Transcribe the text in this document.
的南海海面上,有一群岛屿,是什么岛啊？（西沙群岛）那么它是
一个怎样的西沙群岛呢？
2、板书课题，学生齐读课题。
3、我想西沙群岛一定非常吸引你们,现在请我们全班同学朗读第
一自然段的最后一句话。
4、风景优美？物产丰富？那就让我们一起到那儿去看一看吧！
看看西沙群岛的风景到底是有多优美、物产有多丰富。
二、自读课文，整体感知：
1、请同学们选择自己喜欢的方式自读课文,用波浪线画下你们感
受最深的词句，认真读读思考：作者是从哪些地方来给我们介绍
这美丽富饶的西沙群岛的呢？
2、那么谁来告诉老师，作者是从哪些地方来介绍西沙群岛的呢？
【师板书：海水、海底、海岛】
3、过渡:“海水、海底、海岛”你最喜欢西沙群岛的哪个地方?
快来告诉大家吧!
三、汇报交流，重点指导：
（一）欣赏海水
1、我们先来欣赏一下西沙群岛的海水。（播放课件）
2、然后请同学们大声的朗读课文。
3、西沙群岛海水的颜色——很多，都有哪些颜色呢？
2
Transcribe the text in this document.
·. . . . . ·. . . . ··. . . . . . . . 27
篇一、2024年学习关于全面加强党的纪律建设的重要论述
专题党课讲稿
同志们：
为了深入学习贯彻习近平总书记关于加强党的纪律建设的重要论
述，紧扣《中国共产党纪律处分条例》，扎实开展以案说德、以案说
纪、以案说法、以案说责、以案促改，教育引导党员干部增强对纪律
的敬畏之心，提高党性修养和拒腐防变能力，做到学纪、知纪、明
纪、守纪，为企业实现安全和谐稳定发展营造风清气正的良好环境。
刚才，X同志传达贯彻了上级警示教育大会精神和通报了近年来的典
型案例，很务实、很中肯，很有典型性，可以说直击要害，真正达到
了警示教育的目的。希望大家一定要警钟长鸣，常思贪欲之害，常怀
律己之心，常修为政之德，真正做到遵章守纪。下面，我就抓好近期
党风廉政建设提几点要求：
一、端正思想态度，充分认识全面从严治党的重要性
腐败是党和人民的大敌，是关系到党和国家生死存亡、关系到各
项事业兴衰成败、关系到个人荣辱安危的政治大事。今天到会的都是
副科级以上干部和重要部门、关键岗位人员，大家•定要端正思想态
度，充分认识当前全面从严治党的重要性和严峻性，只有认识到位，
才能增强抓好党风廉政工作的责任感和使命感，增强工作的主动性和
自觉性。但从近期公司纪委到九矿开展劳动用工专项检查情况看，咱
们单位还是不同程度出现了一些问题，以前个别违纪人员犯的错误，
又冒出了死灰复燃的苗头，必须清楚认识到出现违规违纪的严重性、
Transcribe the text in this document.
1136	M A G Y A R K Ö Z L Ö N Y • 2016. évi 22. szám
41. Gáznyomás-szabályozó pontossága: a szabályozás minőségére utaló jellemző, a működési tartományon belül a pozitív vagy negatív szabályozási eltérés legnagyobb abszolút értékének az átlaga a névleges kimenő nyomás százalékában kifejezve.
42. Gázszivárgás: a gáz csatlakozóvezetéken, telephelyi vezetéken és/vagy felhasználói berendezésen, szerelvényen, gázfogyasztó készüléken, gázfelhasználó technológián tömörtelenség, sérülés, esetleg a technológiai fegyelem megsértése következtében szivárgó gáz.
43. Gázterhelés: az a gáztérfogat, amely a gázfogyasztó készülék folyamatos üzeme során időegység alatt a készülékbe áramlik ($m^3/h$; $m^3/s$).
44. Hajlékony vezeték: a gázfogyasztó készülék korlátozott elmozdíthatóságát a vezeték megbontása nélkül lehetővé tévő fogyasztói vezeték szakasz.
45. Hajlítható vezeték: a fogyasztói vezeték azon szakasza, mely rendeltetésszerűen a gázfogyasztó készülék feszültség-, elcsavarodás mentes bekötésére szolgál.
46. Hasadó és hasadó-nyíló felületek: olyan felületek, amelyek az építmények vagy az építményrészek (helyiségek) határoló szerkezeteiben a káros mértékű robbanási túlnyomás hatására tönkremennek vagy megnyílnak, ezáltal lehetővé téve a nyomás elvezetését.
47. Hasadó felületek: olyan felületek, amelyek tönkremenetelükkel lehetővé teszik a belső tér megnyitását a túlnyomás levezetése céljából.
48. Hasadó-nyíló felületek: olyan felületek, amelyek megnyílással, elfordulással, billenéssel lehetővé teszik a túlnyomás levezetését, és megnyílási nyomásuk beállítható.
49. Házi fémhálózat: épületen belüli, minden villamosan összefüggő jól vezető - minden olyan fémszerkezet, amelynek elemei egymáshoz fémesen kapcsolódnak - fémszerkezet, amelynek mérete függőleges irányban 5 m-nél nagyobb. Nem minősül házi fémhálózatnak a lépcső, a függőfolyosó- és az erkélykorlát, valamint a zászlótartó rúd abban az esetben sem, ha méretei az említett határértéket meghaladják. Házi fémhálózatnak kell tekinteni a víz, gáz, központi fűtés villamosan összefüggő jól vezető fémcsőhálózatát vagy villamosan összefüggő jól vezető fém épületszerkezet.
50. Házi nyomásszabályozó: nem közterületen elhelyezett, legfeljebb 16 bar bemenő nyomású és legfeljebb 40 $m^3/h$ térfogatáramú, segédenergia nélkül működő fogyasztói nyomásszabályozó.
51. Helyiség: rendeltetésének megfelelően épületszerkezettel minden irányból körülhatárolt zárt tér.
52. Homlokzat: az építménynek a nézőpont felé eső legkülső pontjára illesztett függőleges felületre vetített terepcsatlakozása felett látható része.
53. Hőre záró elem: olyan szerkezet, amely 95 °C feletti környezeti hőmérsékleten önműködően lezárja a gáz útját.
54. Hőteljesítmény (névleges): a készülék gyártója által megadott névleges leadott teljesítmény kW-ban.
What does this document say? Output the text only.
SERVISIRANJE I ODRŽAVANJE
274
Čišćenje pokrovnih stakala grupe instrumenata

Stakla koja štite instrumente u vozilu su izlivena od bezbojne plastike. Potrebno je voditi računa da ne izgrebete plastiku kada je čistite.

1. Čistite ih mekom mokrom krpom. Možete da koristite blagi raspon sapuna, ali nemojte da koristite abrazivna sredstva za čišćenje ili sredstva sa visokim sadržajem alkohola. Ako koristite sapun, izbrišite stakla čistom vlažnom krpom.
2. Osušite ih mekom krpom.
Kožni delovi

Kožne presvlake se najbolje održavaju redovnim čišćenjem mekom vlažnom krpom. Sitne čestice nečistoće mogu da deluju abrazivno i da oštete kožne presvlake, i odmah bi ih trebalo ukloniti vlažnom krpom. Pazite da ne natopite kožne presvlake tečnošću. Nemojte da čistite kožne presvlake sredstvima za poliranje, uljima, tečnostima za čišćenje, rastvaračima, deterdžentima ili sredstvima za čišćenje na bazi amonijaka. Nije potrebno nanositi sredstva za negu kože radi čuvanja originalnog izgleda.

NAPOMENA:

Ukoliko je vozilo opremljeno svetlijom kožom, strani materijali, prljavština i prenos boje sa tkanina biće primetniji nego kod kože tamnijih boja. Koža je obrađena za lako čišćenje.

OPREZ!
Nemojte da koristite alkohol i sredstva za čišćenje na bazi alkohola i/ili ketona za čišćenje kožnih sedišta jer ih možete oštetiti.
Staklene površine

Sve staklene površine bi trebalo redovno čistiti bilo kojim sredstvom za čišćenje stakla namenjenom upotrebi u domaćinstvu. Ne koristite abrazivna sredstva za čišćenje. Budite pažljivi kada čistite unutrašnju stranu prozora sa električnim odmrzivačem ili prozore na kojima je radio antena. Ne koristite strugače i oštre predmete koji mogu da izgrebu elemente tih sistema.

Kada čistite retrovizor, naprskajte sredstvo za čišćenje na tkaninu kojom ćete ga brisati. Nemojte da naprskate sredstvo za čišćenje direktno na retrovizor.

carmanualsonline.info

• • • •

STATED GOAL: Print the whole listing again, exactly.

FULL ANSWER:
Transcribe the text in this document.
的南海海面上,有一群岛屿,是什么岛啊？（西沙群岛）那么它是
一个怎样的西沙群岛呢？
2、板书课题，学生齐读课题。
3、我想西沙群岛一定非常吸引你们,现在请我们全班同学朗读第
一自然段的最后一句话。
4、风景优美？物产丰富？那就让我们一起到那儿去看一看吧！
看看西沙群岛的风景到底是有多优美、物产有多丰富。
二、自读课文，整体感知：
1、请同学们选择自己喜欢的方式自读课文,用波浪线画下你们感
受最深的词句，认真读读思考：作者是从哪些地方来给我们介绍
这美丽富饶的西沙群岛的呢？
2、那么谁来告诉老师，作者是从哪些地方来介绍西沙群岛的呢？
【师板书：海水、海底、海岛】
3、过渡:“海水、海底、海岛”你最喜欢西沙群岛的哪个地方?
快来告诉大家吧!
三、汇报交流，重点指导：
（一）欣赏海水
1、我们先来欣赏一下西沙群岛的海水。（播放课件）
2、然后请同学们大声的朗读课文。
3、西沙群岛海水的颜色——很多，都有哪些颜色呢？
2
Transcribe the text in this document.
·. . . . . ·. . . . ··. . . . . . . . 27
篇一、2024年学习关于全面加强党的纪律建设的重要论述
专题党课讲稿
同志们：
为了深入学习贯彻习近平总书记关于加强党的纪律建设的重要论
述，紧扣《中国共产党纪律处分条例》，扎实开展以案说德、以案说
纪、以案说法、以案说责、以案促改，教育引导党员干部增强对纪律
的敬畏之心，提高党性修养和拒腐防变能力，做到学纪、知纪、明
纪、守纪，为企业实现安全和谐稳定发展营造风清气正的良好环境。
刚才，X同志传达贯彻了上级警示教育大会精神和通报了近年来的典
型案例，很务实、很中肯，很有典型性，可以说直击要害，真正达到
了警示教育的目的。希望大家一定要警钟长鸣，常思贪欲之害，常怀
律己之心，常修为政之德，真正做到遵章守纪。下面，我就抓好近期
党风廉政建设提几点要求：
一、端正思想态度，充分认识全面从严治党的重要性
腐败是党和人民的大敌，是关系到党和国家生死存亡、关系到各
项事业兴衰成败、关系到个人荣辱安危的政治大事。今天到会的都是
副科级以上干部和重要部门、关键岗位人员，大家•定要端正思想态
度，充分认识当前全面从严治党的重要性和严峻性，只有认识到位，
才能增强抓好党风廉政工作的责任感和使命感，增强工作的主动性和
自觉性。但从近期公司纪委到九矿开展劳动用工专项检查情况看，咱
们单位还是不同程度出现了一些问题，以前个别违纪人员犯的错误，
又冒出了死灰复燃的苗头，必须清楚认识到出现违规违纪的严重性、
Transcribe the text in this document.
1136	M A G Y A R K Ö Z L Ö N Y • 2016. évi 22. szám
41. Gáznyomás-szabályozó pontossága: a szabályozás minőségére utaló jellemző, a működési tartományon belül a pozitív vagy negatív szabályozási eltérés legnagyobb abszolút értékének az átlaga a névleges kimenő nyomás százalékában kifejezve.
42. Gázszivárgás: a gáz csatlakozóvezetéken, telephelyi vezetéken és/vagy felhasználói berendezésen, szerelvényen, gázfogyasztó készüléken, gázfelhasználó technológián tömörtelenség, sérülés, esetleg a technológiai fegyelem megsértése következtében szivárgó gáz.
43. Gázterhelés: az a gáztérfogat, amely a gázfogyasztó készülék folyamatos üzeme során időegység alatt a készülékbe áramlik ($m^3/h$; $m^3/s$).
44. Hajlékony vezeték: a gázfogyasztó készülék korlátozott elmozdíthatóságát a vezeték megbontása nélkül lehetővé tévő fogyasztói vezeték szakasz.
45. Hajlítható vezeték: a fogyasztói vezeték azon szakasza, mely rendeltetésszerűen a gázfogyasztó készülék feszültség-, elcsavarodás mentes bekötésére szolgál.
46. Hasadó és hasadó-nyíló felületek: olyan felületek, amelyek az építmények vagy az építményrészek (helyiségek) határoló szerkezeteiben a káros mértékű robbanási túlnyomás hatására tönkremennek vagy megnyílnak, ezáltal lehetővé téve a nyomás elvezetését.
47. Hasadó felületek: olyan felületek, amelyek tönkremenetelükkel lehetővé teszik a belső tér megnyitását a túlnyomás levezetése céljából.
48. Hasadó-nyíló felületek: olyan felületek, amelyek megnyílással, elfordulással, billenéssel lehetővé teszik a túlnyomás levezetését, és megnyílási nyomásuk beállítható.
49. Házi fémhálózat: épületen belüli, minden villamosan összefüggő jól vezető - minden olyan fémszerkezet, amelynek elemei egymáshoz fémesen kapcsolódnak - fémszerkezet, amelynek mérete függőleges irányban 5 m-nél nagyobb. Nem minősül házi fémhálózatnak a lépcső, a függőfolyosó- és az erkélykorlát, valamint a zászlótartó rúd abban az esetben sem, ha méretei az említett határértéket meghaladják. Házi fémhálózatnak kell tekinteni a víz, gáz, központi fűtés villamosan összefüggő jól vezető fémcsőhálózatát vagy villamosan összefüggő jól vezető fém épületszerkezet.
50. Házi nyomásszabályozó: nem közterületen elhelyezett, legfeljebb 16 bar bemenő nyomású és legfeljebb 40 $m^3/h$ térfogatáramú, segédenergia nélkül működő fogyasztói nyomásszabályozó.
51. Helyiség: rendeltetésének megfelelően épületszerkezettel minden irányból körülhatárolt zárt tér.
52. Homlokzat: az építménynek a nézőpont felé eső legkülső pontjára illesztett függőleges felületre vetített terepcsatlakozása felett látható része.
53. Hőre záró elem: olyan szerkezet, amely 95 °C feletti környezeti hőmérsékleten önműködően lezárja a gáz útját.
54. Hőteljesítmény (névleges): a készülék gyártója által megadott névleges leadott teljesítmény kW-ban.
What does this document say? Output the text only.
SERVISIRANJE I ODRŽAVANJE
274
Čišćenje pokrovnih stakala grupe instrumenata

Stakla koja štite instrumente u vozilu su izlivena od bezbojne plastike. Potrebno je voditi računa da ne izgrebete plastiku kada je čistite.

1. Čistite ih mekom mokrom krpom. Možete da koristite blagi raspon sapuna, ali nemojte da koristite abrazivna sredstva za čišćenje ili sredstva sa visokim sadržajem alkohola. Ako koristite sapun, izbrišite stakla čistom vlažnom krpom.
2. Osušite ih mekom krpom.
Kožni delovi

Kožne presvlake se najbolje održavaju redovnim čišćenjem mekom vlažnom krpom. Sitne čestice nečistoće mogu da deluju abrazivno i da oštete kožne presvlake, i odmah bi ih trebalo ukloniti vlažnom krpom. Pazite da ne natopite kožne presvlake tečnošću. Nemojte da čistite kožne presvlake sredstvima za poliranje, uljima, tečnostima za čišćenje, rastvaračima, deterdžentima ili sredstvima za čišćenje na bazi amonijaka. Nije potrebno nanositi sredstva za negu kože radi čuvanja originalnog izgleda.

NAPOMENA:

Ukoliko je vozilo opremljeno svetlijom kožom, strani materijali, prljavština i prenos boje sa tkanina biće primetniji nego kod kože tamnijih boja. Koža je obrađena za lako čišćenje.

OPREZ!
Nemojte da koristite alkohol i sredstva za čišćenje na bazi alkohola i/ili ketona za čišćenje kožnih sedišta jer ih možete oštetiti.
Staklene površine

Sve staklene površine bi trebalo redovno čistiti bilo kojim sredstvom za čišćenje stakla namenjenom upotrebi u domaćinstvu. Ne koristite abrazivna sredstva za čišćenje. Budite pažljivi kada čistite unutrašnju stranu prozora sa električnim odmrzivačem ili prozore na kojima je radio antena. Ne koristite strugače i oštre predmete koji mogu da izgrebu elemente tih sistema.

Kada čistite retrovizor, naprskajte sredstvo za čišćenje na tkaninu kojom ćete ga brisati. Nemojte da naprskate sredstvo za čišćenje direktno na retrovizor.

carmanualsonline.info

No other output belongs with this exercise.